# start of Supplied passage

Luibheid’s Reflexive, Post- Modern, Neoliberal Subject

I too am concerned with Luibheid’s reliance on “reflective subjectivity” as a form of political legibility within the Irish immigration system. More importantly, I am deeply concerned by the case study of Christabel, the Nigerian Ibo woman whom has managed to exit the accommodation centers “direct provision,” and transition into the regular welfare system allowing her a greater privacy and freedom. I find Luibheid’s description of Christabel reifies her as a desirable neo-liberal subject who in one move goes against the norm of being a lazy welfare mother and in the second is positioned as different, not because of her race or gender (this seems to be implied), but Christabel’s story signifies the injustice of the Irish system because she is positioned as deserving responsible subject worthy of Ireland’s care. The double movement I describe is produced through Lubheid’s discursive reliance on such terms and phrases as not being a “sponge” to the Irish welfare system, her use of the term responsible and “self reliance” to describe her (112-113). Further I am also troubled by her description of Christabal as post-modern subject who does not need training on how become properly modern. Luibheid’s reliance on knowledge produced through techniques of insidious forms of imperialism positions Christabal as not pre-modern—meaning an excess of impoverished Africaness. Luibheid’s reifying of neo-liberal designations of responsible asylum seeker and properly post-modern seems to be counter to her critique of Ireland as a neo-liberal state in the beginning of the book (11). I am confused by her move, are to take Christabel’s difference from the “norm” (being women who abuse the system) as representative of Luibheid’s use of queer theory’s critique of normalization? If so, what do we make of this move, and is this an appropriate use of a queer theoretical lens?

Not so queer?

I think that Luibheid missed an opportunity to deepen her analysis through a more nuanced and capacious understanding of Edelman’s conceptualization of reproductive futurity in her “queer of color critique of heteronormativity” (p209).

Edelman’s main point of contention, that society cannot say “no” to the “Child in whose name we’re collectively terrorized” (Edelman in Sex, or the Unbearable), is challenged by Luibheid in intereting ways, but left unarticulated.

I would have been interested in Luibheid’s response to (1) whether Edelman’s notion of “saying ‘no’ to the Child” is fundamentally imperialist and US-centric because the West says “no” to the other Child all the time; (2) the greater implications of saying “no” to the Child as immigration policy, and (3) whether Luibheid sees beyond the problematic, heteronormative constructions she critiques – that is, Edelman would say that there is no beyond such problematic constructions, it is the very brutality of gender, sex and heteronormative regimes that produces the world.

Three questions on Pregnant on Arrival

1) Sexuality vs. Gender

She puts sexuality as the central analytical lens for her project, while mentioning about gender as one of supplementary forms (i.e., racialized, gendered, etc.). Yet I am not very sure what benefits she obtains from centering sexuality in her argument. For example, in chapter 4, she critically analyzes different cases in which the state regulates pregnancy of citizen/non-citizen women. Then, regardless different legal status of the pregnant women, sexuality in this context is already shaped within the gendered/heteronormative realm. In contrast, chapter 6, titled “from childbearing to multiple sexuality and migration struggle,” her focus is more diverse contexts of sexuality, intimacy and migration (heterosexual marriage, same-sex marriage, sex workers and domestic workers). While she tries to “invite us to imagine forms of activisms that challenge multiple, ongoing inequalities rather than seeking accommodation within the existing system” of sexuality, her critical analysis of (non-normative) sexuality is however much less developed in comparison to other chapters that she analyzes the pregnancy, asylum seeking women and their legal status. In general, I find that her argument is more powerful about “how heteronormativity shapes the allocation of migrants’ legal statues” (her first question) but less powerful about “how migration struggles remake the nationalist, heteronormative, sexual pyramid” (her second question) (6).

# end of Supplied passage

#### Actions to take:
1/ Answer from the responses to Pregnant on Arrival:
(a) What page number is given for Luibheid's "queer of color critique of heteronormativity"?
(b) What is the quoted title of chapter 6?
(c) Into what system does Christabel move after leaving the accommodation centers?
2/ Reproduce verbatim the part of the responses to Pregnant on Arrival that begins at the words "Edelman’s main point" and ends after the words "that produces the world.".
The rows are material separate from the responses to Pregnant on Arrival.

# start of Record set

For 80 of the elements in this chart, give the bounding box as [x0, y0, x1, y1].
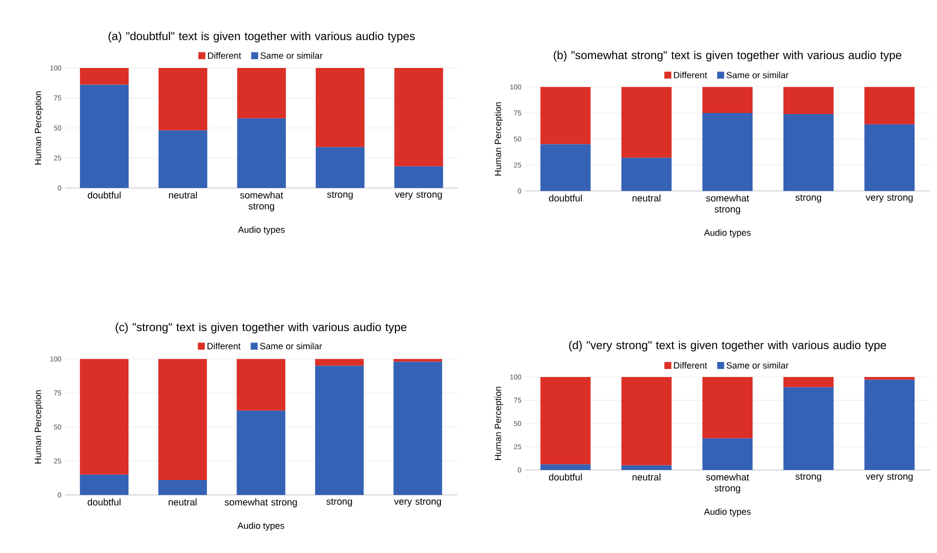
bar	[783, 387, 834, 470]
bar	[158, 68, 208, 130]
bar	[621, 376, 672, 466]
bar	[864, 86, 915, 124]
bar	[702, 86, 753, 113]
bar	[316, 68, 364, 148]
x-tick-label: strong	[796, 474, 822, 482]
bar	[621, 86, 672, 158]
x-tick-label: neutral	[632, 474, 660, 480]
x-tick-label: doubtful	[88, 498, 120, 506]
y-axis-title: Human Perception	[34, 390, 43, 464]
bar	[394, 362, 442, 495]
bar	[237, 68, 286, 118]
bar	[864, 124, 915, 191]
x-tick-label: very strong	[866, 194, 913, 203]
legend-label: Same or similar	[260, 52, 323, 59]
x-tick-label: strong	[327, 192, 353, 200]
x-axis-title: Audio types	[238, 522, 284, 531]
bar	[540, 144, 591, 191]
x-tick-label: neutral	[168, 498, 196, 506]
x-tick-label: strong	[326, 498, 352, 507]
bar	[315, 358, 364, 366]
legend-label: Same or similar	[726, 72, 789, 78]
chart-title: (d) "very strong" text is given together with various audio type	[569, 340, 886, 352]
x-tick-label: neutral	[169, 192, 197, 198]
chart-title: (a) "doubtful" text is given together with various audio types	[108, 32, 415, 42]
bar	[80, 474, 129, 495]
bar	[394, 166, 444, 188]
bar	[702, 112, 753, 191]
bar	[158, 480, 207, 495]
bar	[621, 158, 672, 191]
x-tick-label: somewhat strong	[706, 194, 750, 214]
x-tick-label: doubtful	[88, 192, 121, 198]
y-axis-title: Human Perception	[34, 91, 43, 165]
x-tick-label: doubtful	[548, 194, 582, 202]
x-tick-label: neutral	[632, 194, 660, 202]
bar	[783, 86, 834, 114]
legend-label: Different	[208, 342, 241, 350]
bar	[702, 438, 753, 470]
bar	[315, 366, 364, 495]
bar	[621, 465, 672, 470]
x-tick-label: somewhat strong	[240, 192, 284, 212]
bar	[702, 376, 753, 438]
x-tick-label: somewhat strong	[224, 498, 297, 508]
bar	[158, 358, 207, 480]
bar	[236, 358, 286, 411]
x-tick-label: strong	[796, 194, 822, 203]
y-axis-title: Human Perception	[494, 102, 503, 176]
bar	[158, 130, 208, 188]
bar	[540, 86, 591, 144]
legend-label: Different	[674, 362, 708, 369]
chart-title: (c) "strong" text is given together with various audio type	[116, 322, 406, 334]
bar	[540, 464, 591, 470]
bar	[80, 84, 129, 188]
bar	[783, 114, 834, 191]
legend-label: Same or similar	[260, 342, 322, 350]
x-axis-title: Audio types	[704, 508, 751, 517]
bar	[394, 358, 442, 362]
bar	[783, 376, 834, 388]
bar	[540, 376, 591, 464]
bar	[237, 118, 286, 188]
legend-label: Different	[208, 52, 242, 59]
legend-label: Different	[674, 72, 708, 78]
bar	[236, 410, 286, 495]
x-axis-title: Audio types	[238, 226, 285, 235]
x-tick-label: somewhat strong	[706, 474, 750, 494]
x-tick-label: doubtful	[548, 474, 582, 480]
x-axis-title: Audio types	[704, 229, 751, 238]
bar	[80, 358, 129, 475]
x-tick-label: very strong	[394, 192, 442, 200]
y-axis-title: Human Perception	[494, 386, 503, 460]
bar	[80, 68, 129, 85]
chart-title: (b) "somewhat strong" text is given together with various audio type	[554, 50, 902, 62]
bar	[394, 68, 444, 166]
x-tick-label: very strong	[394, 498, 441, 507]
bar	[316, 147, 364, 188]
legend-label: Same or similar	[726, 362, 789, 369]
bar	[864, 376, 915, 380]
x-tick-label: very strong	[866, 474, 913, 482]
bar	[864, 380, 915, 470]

# end of Record set
# start of Record set

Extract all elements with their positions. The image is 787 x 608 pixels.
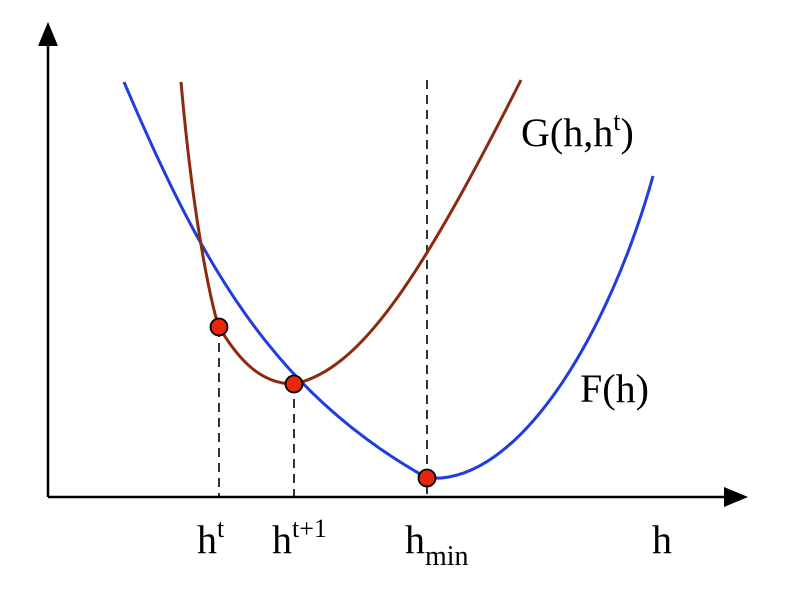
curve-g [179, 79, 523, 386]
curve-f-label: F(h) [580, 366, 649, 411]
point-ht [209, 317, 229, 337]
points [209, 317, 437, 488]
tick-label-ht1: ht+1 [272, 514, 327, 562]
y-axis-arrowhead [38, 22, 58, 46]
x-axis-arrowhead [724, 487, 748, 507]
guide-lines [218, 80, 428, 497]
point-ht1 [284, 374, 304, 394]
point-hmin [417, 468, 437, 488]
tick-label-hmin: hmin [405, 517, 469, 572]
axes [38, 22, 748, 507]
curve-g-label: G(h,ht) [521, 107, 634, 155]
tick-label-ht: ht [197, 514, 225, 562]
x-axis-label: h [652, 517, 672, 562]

# end of Record set

#### Solutions below:
1/
(a) p209
(b) “from childbearing to multiple sexuality and migration struggle”
(c) The regular welfare system

2/
Edelman’s main point of contention, that society cannot say “no” to the “Child in whose name we’re collectively terrorized” (Edelman in Sex, or the Unbearable), is challenged by Luibheid in intereting ways, but left unarticulated.

I would have been interested in Luibheid’s response to (1) whether Edelman’s notion of “saying ‘no’ to the Child” is fundamentally imperialist and US-centric because the West says “no” to the other Child all the time; (2) the greater implications of saying “no” to the Child as immigration policy, and (3) whether Luibheid sees beyond the problematic, heteronormative constructions she critiques – that is, Edelman would say that there is no beyond such problematic constructions, it is the very brutality of gender, sex and heteronormative regimes that produces the world.